WHAT THE TASK REQUIRES
Entries follow. Set all of them down as they stand.

::: SUPPLIED MATERIAL

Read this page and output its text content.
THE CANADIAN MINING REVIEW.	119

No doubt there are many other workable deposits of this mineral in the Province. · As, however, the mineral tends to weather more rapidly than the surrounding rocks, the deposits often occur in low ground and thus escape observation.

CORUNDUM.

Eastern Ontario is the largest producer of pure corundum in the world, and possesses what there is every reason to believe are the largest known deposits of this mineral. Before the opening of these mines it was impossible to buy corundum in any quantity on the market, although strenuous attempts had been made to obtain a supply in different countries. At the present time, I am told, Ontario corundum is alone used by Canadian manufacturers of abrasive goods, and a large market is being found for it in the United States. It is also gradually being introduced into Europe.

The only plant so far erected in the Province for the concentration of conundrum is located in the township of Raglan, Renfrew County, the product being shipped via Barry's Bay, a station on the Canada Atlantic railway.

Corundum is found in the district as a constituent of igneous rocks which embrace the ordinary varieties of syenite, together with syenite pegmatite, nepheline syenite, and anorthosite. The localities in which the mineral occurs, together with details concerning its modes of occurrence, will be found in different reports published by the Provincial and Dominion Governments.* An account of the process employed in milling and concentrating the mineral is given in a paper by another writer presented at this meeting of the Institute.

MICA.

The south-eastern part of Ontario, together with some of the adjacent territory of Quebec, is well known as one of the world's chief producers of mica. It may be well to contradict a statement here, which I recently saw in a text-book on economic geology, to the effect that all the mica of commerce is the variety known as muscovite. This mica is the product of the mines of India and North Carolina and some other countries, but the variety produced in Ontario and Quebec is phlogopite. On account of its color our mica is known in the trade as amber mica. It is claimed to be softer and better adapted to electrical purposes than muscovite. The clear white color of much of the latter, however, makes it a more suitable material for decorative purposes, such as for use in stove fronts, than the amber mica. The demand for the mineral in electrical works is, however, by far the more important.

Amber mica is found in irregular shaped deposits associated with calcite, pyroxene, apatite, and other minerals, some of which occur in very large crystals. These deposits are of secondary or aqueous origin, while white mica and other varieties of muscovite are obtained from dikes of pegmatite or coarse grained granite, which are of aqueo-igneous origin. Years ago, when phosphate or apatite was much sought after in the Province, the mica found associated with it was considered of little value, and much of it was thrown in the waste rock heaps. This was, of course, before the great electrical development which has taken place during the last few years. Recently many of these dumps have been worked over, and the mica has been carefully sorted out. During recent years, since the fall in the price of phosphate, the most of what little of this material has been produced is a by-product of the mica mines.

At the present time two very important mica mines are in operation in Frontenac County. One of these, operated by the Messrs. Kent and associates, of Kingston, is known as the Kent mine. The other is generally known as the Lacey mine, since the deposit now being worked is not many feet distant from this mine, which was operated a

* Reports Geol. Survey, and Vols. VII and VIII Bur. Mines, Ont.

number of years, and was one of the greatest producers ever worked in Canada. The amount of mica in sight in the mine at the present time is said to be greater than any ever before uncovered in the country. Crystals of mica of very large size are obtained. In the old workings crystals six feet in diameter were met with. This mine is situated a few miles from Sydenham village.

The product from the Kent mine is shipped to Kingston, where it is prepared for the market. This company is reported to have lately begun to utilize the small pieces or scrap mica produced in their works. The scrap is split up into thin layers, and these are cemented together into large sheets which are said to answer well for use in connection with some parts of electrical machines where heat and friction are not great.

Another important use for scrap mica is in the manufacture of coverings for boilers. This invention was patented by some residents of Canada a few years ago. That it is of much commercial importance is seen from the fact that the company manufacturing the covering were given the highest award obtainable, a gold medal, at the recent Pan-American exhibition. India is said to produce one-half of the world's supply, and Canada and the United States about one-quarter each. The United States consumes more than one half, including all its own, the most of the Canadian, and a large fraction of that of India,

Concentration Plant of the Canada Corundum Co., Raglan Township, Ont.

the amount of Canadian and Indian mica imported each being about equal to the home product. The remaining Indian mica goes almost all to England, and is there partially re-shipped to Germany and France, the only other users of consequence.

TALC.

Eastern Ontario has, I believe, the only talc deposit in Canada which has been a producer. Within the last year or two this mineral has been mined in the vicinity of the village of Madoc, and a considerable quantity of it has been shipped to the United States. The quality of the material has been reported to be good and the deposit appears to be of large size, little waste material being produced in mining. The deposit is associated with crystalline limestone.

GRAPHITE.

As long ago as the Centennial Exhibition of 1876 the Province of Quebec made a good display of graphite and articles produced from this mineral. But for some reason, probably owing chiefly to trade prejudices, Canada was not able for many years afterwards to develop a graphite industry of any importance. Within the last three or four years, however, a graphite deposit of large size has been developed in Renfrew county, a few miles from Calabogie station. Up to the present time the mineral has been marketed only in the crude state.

::::::

RESULT BELOW
Read this page and output its text content.
THE CANADIAN MINING REVIEW.	119

No doubt there are many other workable deposits of this mineral in the Province. · As, however, the mineral tends to weather more rapidly than the surrounding rocks, the deposits often occur in low ground and thus escape observation.

CORUNDUM.

Eastern Ontario is the largest producer of pure corundum in the world, and possesses what there is every reason to believe are the largest known deposits of this mineral. Before the opening of these mines it was impossible to buy corundum in any quantity on the market, although strenuous attempts had been made to obtain a supply in different countries. At the present time, I am told, Ontario corundum is alone used by Canadian manufacturers of abrasive goods, and a large market is being found for it in the United States. It is also gradually being introduced into Europe.

The only plant so far erected in the Province for the concentration of conundrum is located in the township of Raglan, Renfrew County, the product being shipped via Barry's Bay, a station on the Canada Atlantic railway.

Corundum is found in the district as a constituent of igneous rocks which embrace the ordinary varieties of syenite, together with syenite pegmatite, nepheline syenite, and anorthosite. The localities in which the mineral occurs, together with details concerning its modes of occurrence, will be found in different reports published by the Provincial and Dominion Governments.* An account of the process employed in milling and concentrating the mineral is given in a paper by another writer presented at this meeting of the Institute.

MICA.

The south-eastern part of Ontario, together with some of the adjacent territory of Quebec, is well known as one of the world's chief producers of mica. It may be well to contradict a statement here, which I recently saw in a text-book on economic geology, to the effect that all the mica of commerce is the variety known as muscovite. This mica is the product of the mines of India and North Carolina and some other countries, but the variety produced in Ontario and Quebec is phlogopite. On account of its color our mica is known in the trade as amber mica. It is claimed to be softer and better adapted to electrical purposes than muscovite. The clear white color of much of the latter, however, makes it a more suitable material for decorative purposes, such as for use in stove fronts, than the amber mica. The demand for the mineral in electrical works is, however, by far the more important.

Amber mica is found in irregular shaped deposits associated with calcite, pyroxene, apatite, and other minerals, some of which occur in very large crystals. These deposits are of secondary or aqueous origin, while white mica and other varieties of muscovite are obtained from dikes of pegmatite or coarse grained granite, which are of aqueo-igneous origin. Years ago, when phosphate or apatite was much sought after in the Province, the mica found associated with it was considered of little value, and much of it was thrown in the waste rock heaps. This was, of course, before the great electrical development which has taken place during the last few years. Recently many of these dumps have been worked over, and the mica has been carefully sorted out. During recent years, since the fall in the price of phosphate, the most of what little of this material has been produced is a by-product of the mica mines.

At the present time two very important mica mines are in operation in Frontenac County. One of these, operated by the Messrs. Kent and associates, of Kingston, is known as the Kent mine. The other is generally known as the Lacey mine, since the deposit now being worked is not many feet distant from this mine, which was operated a

* Reports Geol. Survey, and Vols. VII and VIII Bur. Mines, Ont.

number of years, and was one of the greatest producers ever worked in Canada. The amount of mica in sight in the mine at the present time is said to be greater than any ever before uncovered in the country. Crystals of mica of very large size are obtained. In the old workings crystals six feet in diameter were met with. This mine is situated a few miles from Sydenham village.

The product from the Kent mine is shipped to Kingston, where it is prepared for the market. This company is reported to have lately begun to utilize the small pieces or scrap mica produced in their works. The scrap is split up into thin layers, and these are cemented together into large sheets which are said to answer well for use in connection with some parts of electrical machines where heat and friction are not great.

Another important use for scrap mica is in the manufacture of coverings for boilers. This invention was patented by some residents of Canada a few years ago. That it is of much commercial importance is seen from the fact that the company manufacturing the covering were given the highest award obtainable, a gold medal, at the recent Pan-American exhibition. India is said to produce one-half of the world's supply, and Canada and the United States about one-quarter each. The United States consumes more than one half, including all its own, the most of the Canadian, and a large fraction of that of India,

Concentration Plant of the Canada Corundum Co., Raglan Township, Ont.

the amount of Canadian and Indian mica imported each being about equal to the home product. The remaining Indian mica goes almost all to England, and is there partially re-shipped to Germany and France, the only other users of consequence.

TALC.

Eastern Ontario has, I believe, the only talc deposit in Canada which has been a producer. Within the last year or two this mineral has been mined in the vicinity of the village of Madoc, and a considerable quantity of it has been shipped to the United States. The quality of the material has been reported to be good and the deposit appears to be of large size, little waste material being produced in mining. The deposit is associated with crystalline limestone.

GRAPHITE.

As long ago as the Centennial Exhibition of 1876 the Province of Quebec made a good display of graphite and articles produced from this mineral. But for some reason, probably owing chiefly to trade prejudices, Canada was not able for many years afterwards to develop a graphite industry of any importance. Within the last three or four years, however, a graphite deposit of large size has been developed in Renfrew county, a few miles from Calabogie station. Up to the present time the mineral has been marketed only in the crude state.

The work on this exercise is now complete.